• _Consegna_: Modifica i dati qui sotto: sostituisci "row-rule" con "horizontal-rule" in tutti i punti in cui compare e lascia invariato tutto il resto. Non includere le immagini nella risposta.

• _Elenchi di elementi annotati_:
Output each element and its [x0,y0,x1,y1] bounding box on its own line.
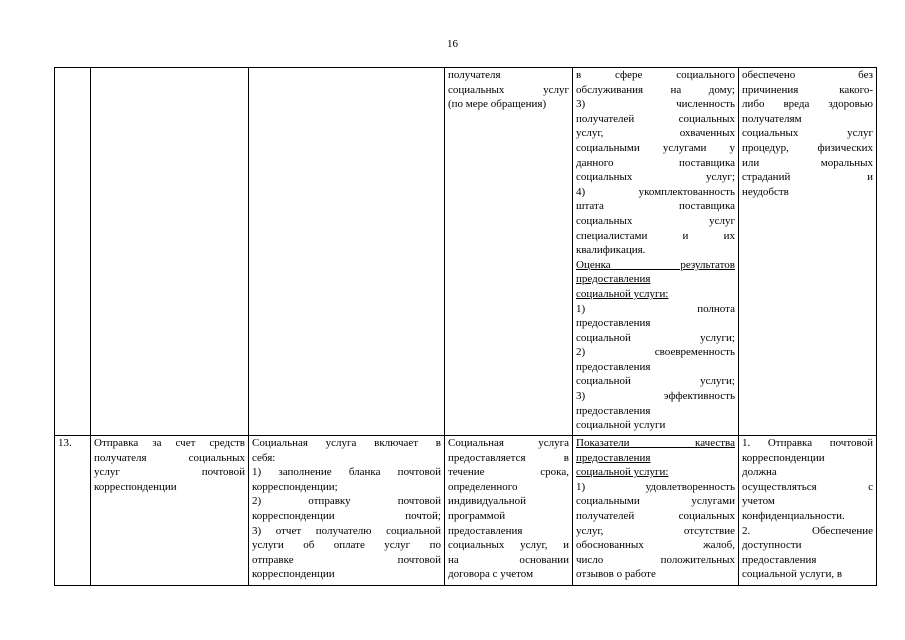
text-line: корреспонденции; [252,480,338,493]
cell-conditions [739,436,877,586]
text-line: 1) удовлетворенность [576,480,735,493]
text-line: 3) эффективность [576,390,735,403]
cell-terms [445,436,573,586]
text-line: обеспечено без [742,69,873,81]
text-line: обслуживания на дому; [576,83,735,96]
text-line: социальных услуг, и [448,539,569,552]
text-line: Социальная услуга [448,437,569,449]
text-line: 4) укомплектованность [576,185,735,198]
text-line: услуг, отсутствие [576,524,735,537]
text-line: корреспонденции [252,568,335,581]
text-line: Показатели качества [576,437,735,449]
text-line: услуг, охваченных [576,127,735,140]
text-line: течение срока, [448,466,569,479]
text-line: получателям [742,112,802,125]
text-line: предоставления [576,273,651,286]
cell-quality-indicators [573,68,739,436]
text-line: Отправка за счет средств [94,437,245,449]
table-row-continued [55,68,877,436]
text-line: 2) отправку почтовой [252,495,441,508]
text-line: 3) отчет получателю социальной [252,524,441,537]
text-line: получателей социальных [576,112,735,125]
cell-terms [445,68,573,436]
cell-service-name [91,436,249,586]
text-line: конфиденциальности. [742,509,845,522]
text-line: услуги об оплате услуг по [252,539,441,552]
text-line: число положительных [576,553,735,566]
text-line: отправке почтовой [252,553,441,566]
text-line: отзывов о работе [576,568,656,581]
text-line: на основании [448,553,569,566]
text-line: социальной услуги [576,419,666,432]
text-line: индивидуальной [448,495,527,508]
text-line: корреспонденции почтой; [252,509,441,522]
text-line: обоснованных жалоб, [576,539,735,552]
table-row-13 [55,436,877,586]
text-line: определенного [448,480,518,493]
text-line: социальных услуг [742,127,873,140]
text-line: социальных услуг [576,214,735,227]
text-line: или моральных [742,156,873,169]
text-line: социальной услуги: [576,466,669,479]
cell-conditions [739,68,877,436]
text-line: социальных услуг; [576,171,735,184]
text-line: 2) своевременность [576,346,735,359]
cell-service-description [249,436,445,586]
text-line: страданий и [742,171,873,184]
text-line: Социальная услуга включает в [252,437,441,449]
text-line: предоставляется в [448,451,569,464]
cell-service-description [249,68,445,436]
text-line: 2. Обеспечение [742,524,873,537]
text-line: корреспонденции [94,480,177,493]
text-line: предоставления [742,553,817,566]
cell-service-name [91,68,249,436]
text-line: социальной услуги; [576,375,735,388]
text-line: получателя социальных [94,451,245,464]
cell-number [55,436,91,586]
text-line: предоставления [576,317,651,330]
text-line: социальными услугами у [576,141,735,154]
text-line: данного поставщика [576,156,735,169]
text-line: причинения какого- [742,83,873,96]
text-line: неудобств [742,185,789,198]
cell-number [55,68,91,436]
text-line: социальных услуг [448,83,569,96]
text-line: 1) заполнение бланка почтовой [252,466,441,479]
text-line: 1. Отправка почтовой [742,437,873,449]
text-line: получателя [448,69,501,81]
text-line: социальной услуги, в [742,568,843,581]
text-line: квалификация. [576,244,646,257]
row-number: 13. [58,437,72,449]
text-line: предоставления [448,524,523,537]
text-line: предоставления [576,404,651,417]
text-line: специалистами и их [576,229,735,242]
text-line: договора с учетом [448,568,534,581]
text-line: услуг почтовой [94,466,245,479]
services-table [54,67,877,586]
text-line: получателей социальных [576,509,735,522]
cell-quality-indicators [573,436,739,586]
text-line: (по мере обращения) [448,98,547,111]
text-line: учетом [742,495,775,508]
text-line: доступности [742,539,802,552]
text-line: осуществляться с [742,480,873,493]
text-line: либо вреда здоровью [742,98,873,111]
text-line: 1) полнота [576,302,735,315]
text-line: предоставления [576,360,651,373]
text-line: программой [448,509,506,522]
text-line: 3) численность [576,98,735,111]
text-line: в сфере социального [576,69,735,81]
text-line: процедур, физических [742,141,873,154]
text-line: себя: [252,451,276,464]
text-line: корреспонденции [742,451,825,464]
text-line: штата поставщика [576,200,735,213]
text-line: должна [742,466,777,479]
text-line: социальной услуги: [576,287,669,300]
text-line: социальной услуги; [576,331,735,344]
text-line: Оценка результатов [576,258,735,271]
text-line: предоставления [576,451,651,464]
page-number: 16 [447,38,458,50]
text-line: социальными услугами [576,495,735,508]
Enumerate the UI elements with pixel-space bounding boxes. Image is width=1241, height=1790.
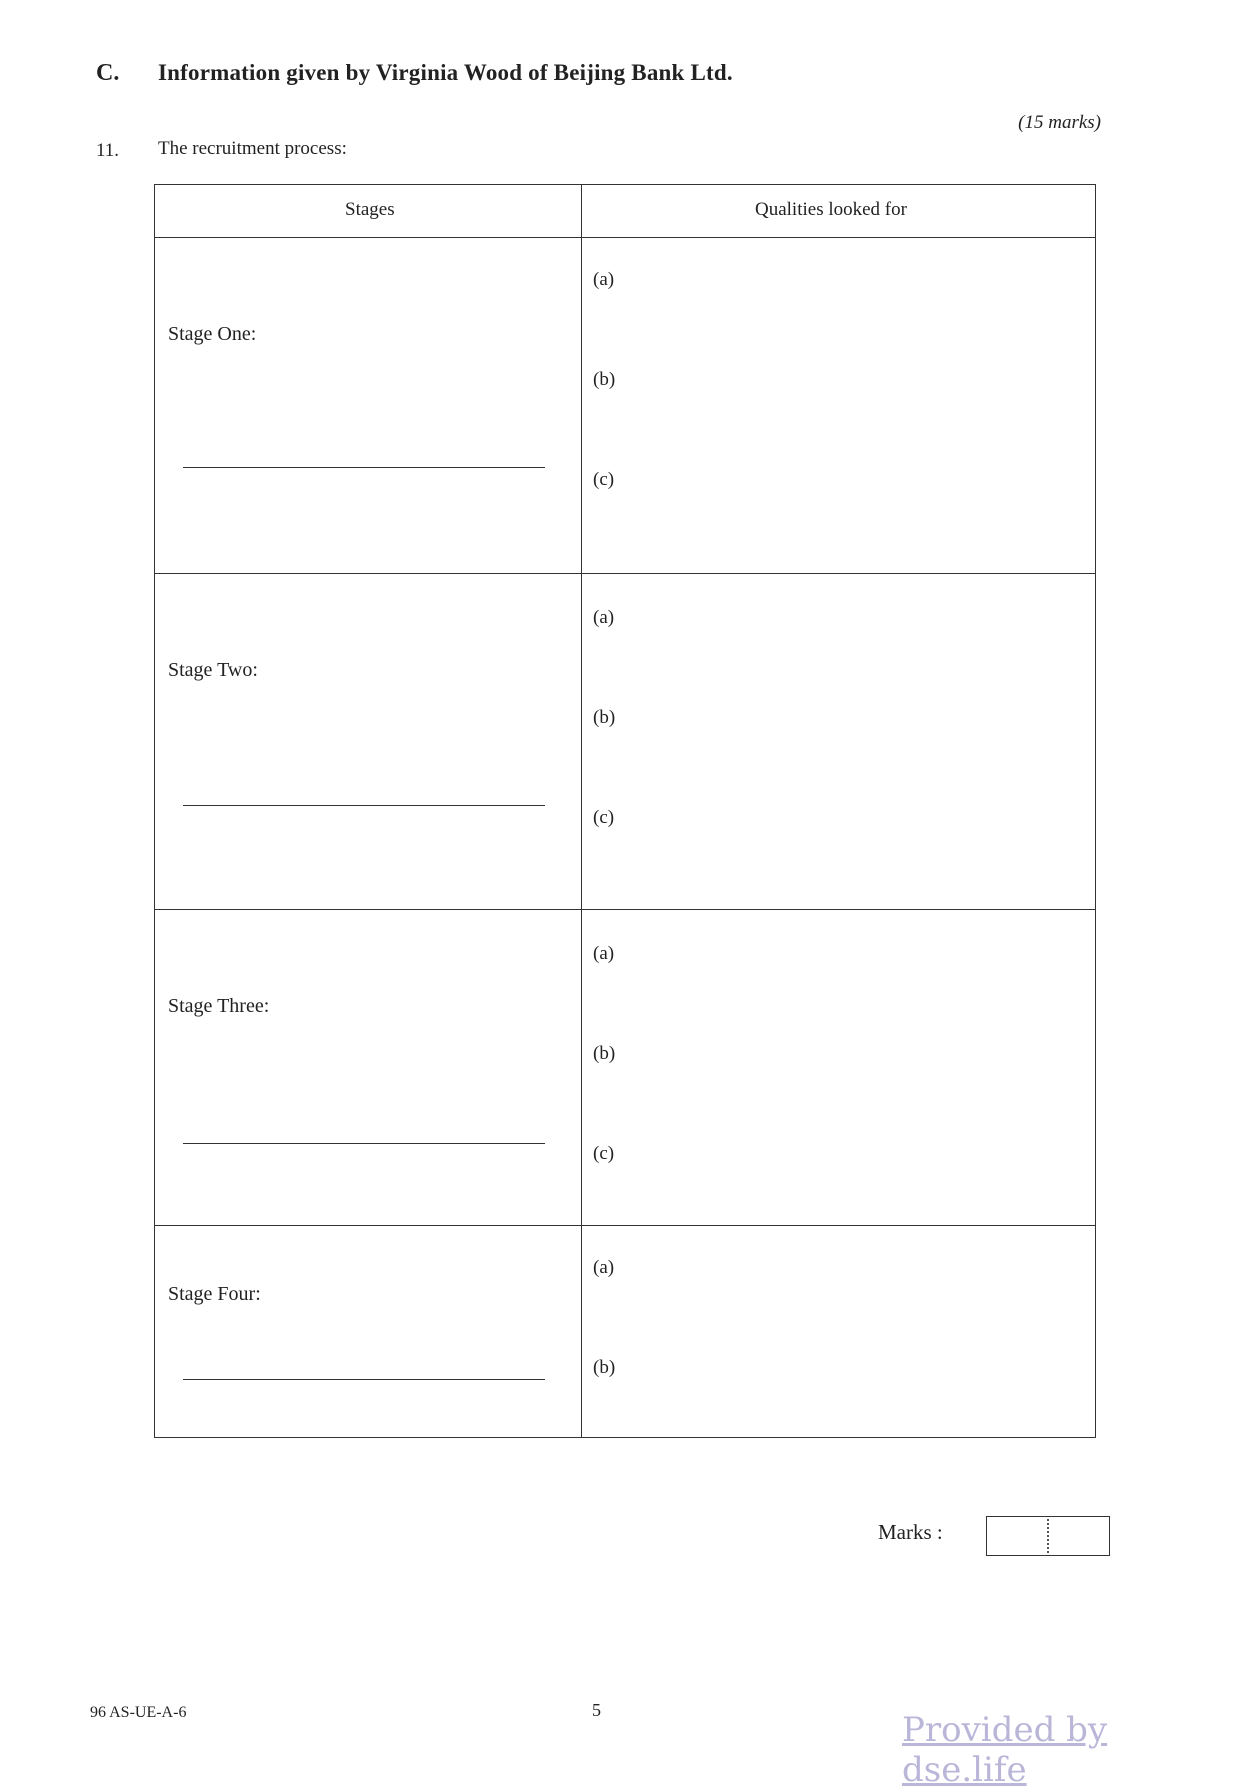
marks-box-divider: [1047, 1519, 1049, 1553]
section-letter: C.: [96, 60, 120, 86]
stage-one-option-c: (c): [593, 469, 615, 490]
stage-four-option-b: (b): [593, 1357, 616, 1378]
stage-three-answer-line[interactable]: [183, 1143, 545, 1144]
stage-four-label: Stage Four:: [168, 1283, 261, 1305]
stage-one-answer-line[interactable]: [183, 467, 545, 468]
marks-label: Marks :: [878, 1520, 943, 1544]
stage-one-label: Stage One:: [168, 323, 257, 345]
header-qualities: Qualities looked for: [755, 199, 907, 220]
stage-three-option-a: (a): [593, 943, 615, 964]
marks-box[interactable]: [986, 1516, 1110, 1556]
watermark-link[interactable]: Provided by dse.life: [902, 1710, 1108, 1790]
section-marks: (15 marks): [1018, 112, 1101, 133]
stage-three-label: Stage Three:: [168, 995, 270, 1017]
stage-one-option-b: (b): [593, 369, 616, 390]
column-divider: [581, 185, 582, 1437]
stage-four-answer-line[interactable]: [183, 1379, 545, 1380]
stage-one-option-a: (a): [593, 269, 615, 290]
header-rule: [155, 237, 1095, 238]
question-text: The recruitment process:: [158, 138, 347, 159]
row-rule: [155, 1225, 1095, 1226]
header-stages: Stages: [345, 199, 395, 220]
stage-two-answer-line[interactable]: [183, 805, 545, 806]
stage-two-option-a: (a): [593, 607, 615, 628]
row-rule: [155, 909, 1095, 910]
recruitment-table: [154, 184, 1096, 1438]
stage-four-option-a: (a): [593, 1257, 615, 1278]
stage-two-option-c: (c): [593, 807, 615, 828]
stage-two-label: Stage Two:: [168, 659, 258, 681]
page-number: 5: [592, 1700, 601, 1720]
paper-code: 96 AS-UE-A-6: [90, 1704, 187, 1721]
section-title: Information given by Virginia Wood of Beijing Bank Ltd.: [158, 60, 733, 85]
stage-three-option-b: (b): [593, 1043, 616, 1064]
stage-three-option-c: (c): [593, 1143, 615, 1164]
row-rule: [155, 573, 1095, 574]
question-number: 11.: [96, 140, 120, 161]
stage-two-option-b: (b): [593, 707, 616, 728]
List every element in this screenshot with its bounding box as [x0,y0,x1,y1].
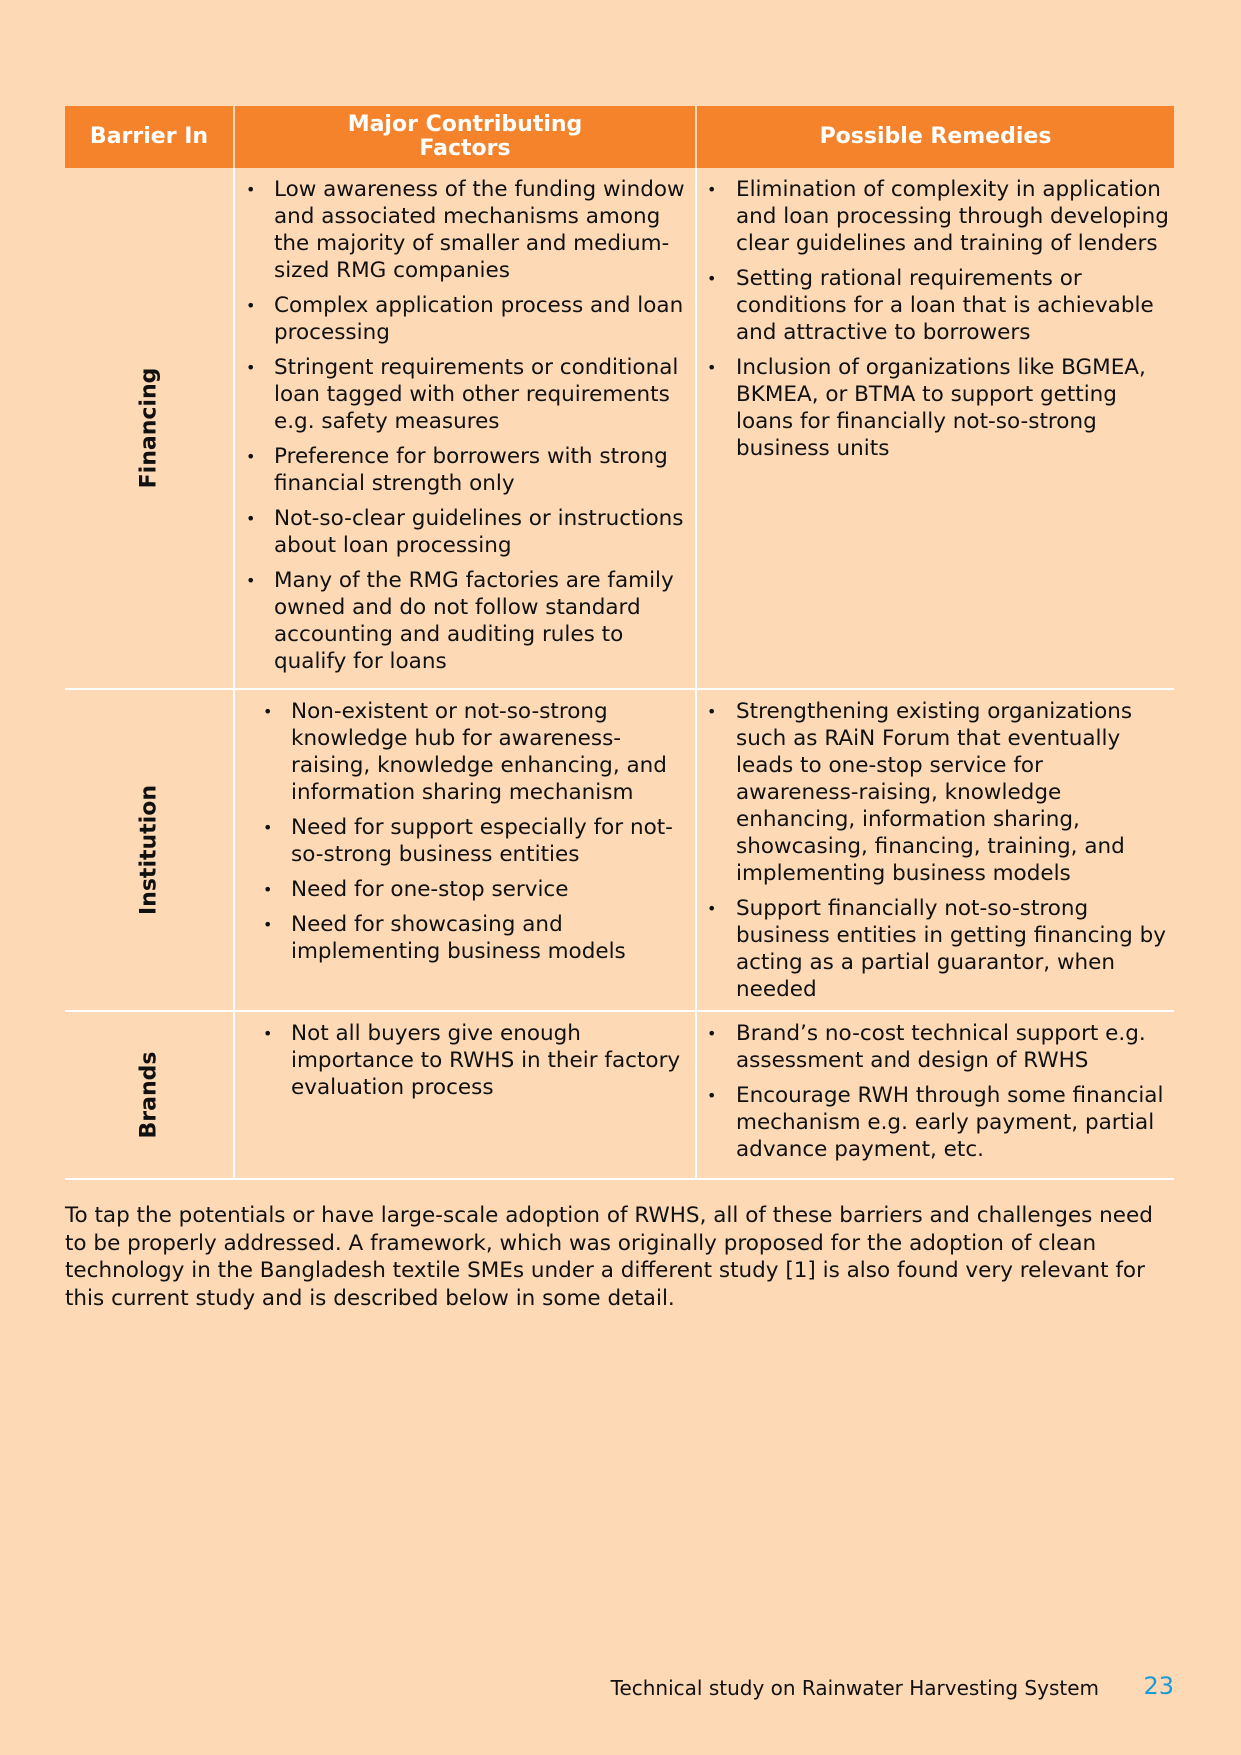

• _Soluzione_:
Output each element and its [x0,y0,x1,y1] bounding box on its own line.
text-line: корреспонденции; [252,480,338,493]
cell-conditions [739,436,877,586]
text-line: 1) удовлетворенность [576,480,735,493]
text-line: 3) эффективность [576,390,735,403]
cell-terms [445,436,573,586]
text-line: обеспечено без [742,69,873,81]
text-line: обслуживания на дому; [576,83,735,96]
text-line: социальных услуг, и [448,539,569,552]
text-line: Социальная услуга [448,437,569,449]
text-line: 4) укомплектованность [576,185,735,198]
text-line: услуг, отсутствие [576,524,735,537]
text-line: корреспонденции [252,568,335,581]
text-line: Показатели качества [576,437,735,449]
text-line: услуг, охваченных [576,127,735,140]
text-line: течение срока, [448,466,569,479]
text-line: получателям [742,112,802,125]
text-line: предоставления [576,273,651,286]
cell-quality-indicators [573,68,739,436]
text-line: Отправка за счет средств [94,437,245,449]
table-row-continued [55,68,877,436]
text-line: 2) отправку почтовой [252,495,441,508]
text-line: 3) отчет получателю социальной [252,524,441,537]
text-line: получателей социальных [576,112,735,125]
cell-terms [445,68,573,436]
cell-service-name [91,436,249,586]
text-line: конфиденциальности. [742,509,845,522]
text-line: услуги об оплате услуг по [252,539,441,552]
text-line: число положительных [576,553,735,566]
text-line: отправке почтовой [252,553,441,566]
text-line: отзывов о работе [576,568,656,581]
text-line: на основании [448,553,569,566]
text-line: социальной услуги [576,419,666,432]
text-line: индивидуальной [448,495,527,508]
text-line: корреспонденции почтой; [252,509,441,522]
text-line: обоснованных жалоб, [576,539,735,552]
table-row-13 [55,436,877,586]
text-line: определенного [448,480,518,493]
text-line: социальных услуг [742,127,873,140]
text-line: социальных услуг [576,214,735,227]
text-line: или моральных [742,156,873,169]
text-line: социальной услуги: [576,466,669,479]
cell-conditions [739,68,877,436]
text-line: социальных услуг; [576,171,735,184]
text-line: 2) своевременность [576,346,735,359]
cell-service-description [249,436,445,586]
text-line: страданий и [742,171,873,184]
text-line: Социальная услуга включает в [252,437,441,449]
text-line: предоставляется в [448,451,569,464]
cell-service-description [249,68,445,436]
text-line: 2. Обеспечение [742,524,873,537]
text-line: корреспонденции [94,480,177,493]
text-line: предоставления [742,553,817,566]
cell-service-name [91,68,249,436]
text-line: социальной услуги; [576,375,735,388]
text-line: получателя социальных [94,451,245,464]
cell-number [55,436,91,586]
text-line: предоставления [576,317,651,330]
text-line: социальными услугами у [576,141,735,154]
text-line: данного поставщика [576,156,735,169]
text-line: причинения какого- [742,83,873,96]
text-line: неудобств [742,185,789,198]
cell-number [55,68,91,436]
text-line: социальных услуг [448,83,569,96]
text-line: 1) заполнение бланка почтовой [252,466,441,479]
text-line: 1. Отправка почтовой [742,437,873,449]
text-line: получателя [448,69,501,81]
text-line: социальной услуги, в [742,568,843,581]
text-line: квалификация. [576,244,646,257]
row-number: 13. [58,437,72,449]
text-line: предоставления [448,524,523,537]
text-line: предоставления [576,404,651,417]
text-line: специалистами и их [576,229,735,242]
text-line: договора с учетом [448,568,534,581]
text-line: услуг почтовой [94,466,245,479]
services-table [54,67,877,586]
text-line: получателей социальных [576,509,735,522]
cell-quality-indicators [573,436,739,586]
text-line: (по мере обращения) [448,98,547,111]
text-line: учетом [742,495,775,508]
text-line: доступности [742,539,802,552]
text-line: осуществляться с [742,480,873,493]
text-line: либо вреда здоровью [742,98,873,111]
text-line: 1) полнота [576,302,735,315]
text-line: предоставления [576,360,651,373]
text-line: программой [448,509,506,522]
text-line: 3) численность [576,98,735,111]
text-line: в сфере социального [576,69,735,81]
text-line: процедур, физических [742,141,873,154]
text-line: себя: [252,451,276,464]
text-line: корреспонденции [742,451,825,464]
text-line: штата поставщика [576,200,735,213]
text-line: должна [742,466,777,479]
text-line: социальной услуги: [576,287,669,300]
text-line: социальной услуги; [576,331,735,344]
text-line: Оценка результатов [576,258,735,271]
text-line: предоставления [576,451,651,464]
page-number: 16 [447,38,458,50]
text-line: социальными услугами [576,495,735,508]
Enumerate the UI elements with pixel-space bounding boxes. Image is width=1241, height=1790.
marks-box-divider: [1047, 1519, 1049, 1553]
section-letter: C.: [96, 60, 120, 86]
stage-one-option-c: (c): [593, 469, 615, 490]
stage-four-option-b: (b): [593, 1357, 616, 1378]
stage-three-answer-line[interactable]: [183, 1143, 545, 1144]
stage-four-label: Stage Four:: [168, 1283, 261, 1305]
stage-one-answer-line[interactable]: [183, 467, 545, 468]
marks-label: Marks :: [878, 1520, 943, 1544]
stage-one-label: Stage One:: [168, 323, 257, 345]
header-qualities: Qualities looked for: [755, 199, 907, 220]
stage-three-option-a: (a): [593, 943, 615, 964]
marks-box[interactable]: [986, 1516, 1110, 1556]
watermark-link[interactable]: Provided by dse.life: [902, 1710, 1108, 1790]
section-marks: (15 marks): [1018, 112, 1101, 133]
stage-three-label: Stage Three:: [168, 995, 270, 1017]
stage-one-option-b: (b): [593, 369, 616, 390]
column-divider: [581, 185, 582, 1437]
stage-four-answer-line[interactable]: [183, 1379, 545, 1380]
stage-one-option-a: (a): [593, 269, 615, 290]
header-rule: [155, 237, 1095, 238]
question-text: The recruitment process:: [158, 138, 347, 159]
horizontal-rule: [155, 1225, 1095, 1226]
header-stages: Stages: [345, 199, 395, 220]
stage-two-answer-line[interactable]: [183, 805, 545, 806]
stage-two-option-a: (a): [593, 607, 615, 628]
horizontal-rule: [155, 909, 1095, 910]
recruitment-table: [154, 184, 1096, 1438]
stage-four-option-a: (a): [593, 1257, 615, 1278]
stage-two-option-c: (c): [593, 807, 615, 828]
stage-two-label: Stage Two:: [168, 659, 258, 681]
page-number: 5: [592, 1700, 601, 1720]
paper-code: 96 AS-UE-A-6: [90, 1704, 187, 1721]
section-title: Information given by Virginia Wood of Beijing Bank Ltd.: [158, 60, 733, 85]
stage-three-option-b: (b): [593, 1043, 616, 1064]
stage-three-option-c: (c): [593, 1143, 615, 1164]
horizontal-rule: [155, 573, 1095, 574]
question-number: 11.: [96, 140, 120, 161]
stage-two-option-b: (b): [593, 707, 616, 728]
List every element in this screenshot with its bounding box as [x0,y0,x1,y1].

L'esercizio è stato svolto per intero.